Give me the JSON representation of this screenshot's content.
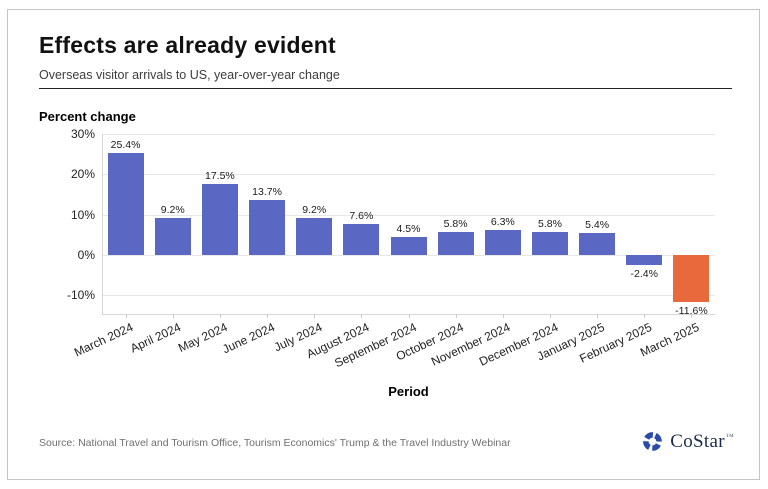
{
  "header": {
    "title": "Effects are already evident",
    "subtitle": "Overseas visitor arrivals to US, year-over-year change"
  },
  "chart_data": {
    "type": "bar",
    "title": "Effects are already evident",
    "subtitle": "Overseas visitor arrivals to US, year-over-year change",
    "ylabel": "Percent change",
    "xlabel": "Period",
    "categories": [
      "March 2024",
      "April 2024",
      "May 2024",
      "June 2024",
      "July 2024",
      "August 2024",
      "September 2024",
      "October 2024",
      "November 2024",
      "December 2024",
      "January 2025",
      "February 2025",
      "March 2025"
    ],
    "values": [
      25.4,
      9.2,
      17.5,
      13.7,
      9.2,
      7.6,
      4.5,
      5.8,
      6.3,
      5.8,
      5.4,
      -2.4,
      -11.6
    ],
    "value_labels": [
      "25.4%",
      "9.2%",
      "17.5%",
      "13.7%",
      "9.2%",
      "7.6%",
      "4.5%",
      "5.8%",
      "6.3%",
      "5.8%",
      "5.4%",
      "-2.4%",
      "-11.6%"
    ],
    "bar_colors": [
      "#5a68c4",
      "#5a68c4",
      "#5a68c4",
      "#5a68c4",
      "#5a68c4",
      "#5a68c4",
      "#5a68c4",
      "#5a68c4",
      "#5a68c4",
      "#5a68c4",
      "#5a68c4",
      "#5a68c4",
      "#e8693c"
    ],
    "ylim": [
      -14.6,
      30
    ],
    "yticks": [
      30,
      20,
      10,
      0,
      -10
    ],
    "ytick_labels": [
      "30%",
      "20%",
      "10%",
      "0%",
      "-10%"
    ],
    "grid": "horizontal",
    "legend": "none"
  },
  "footer": {
    "source": "Source: National Travel and Tourism Office, Tourism Economics' Trump & the Travel Industry Webinar",
    "logo_text": "CoStar",
    "logo_tm": "™",
    "logo_icon_color": "#2b4ba9"
  }
}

● Aim:
Only the number is wanted: count the lines of the records that hold the word "arrivals".

● Exercise answer:
2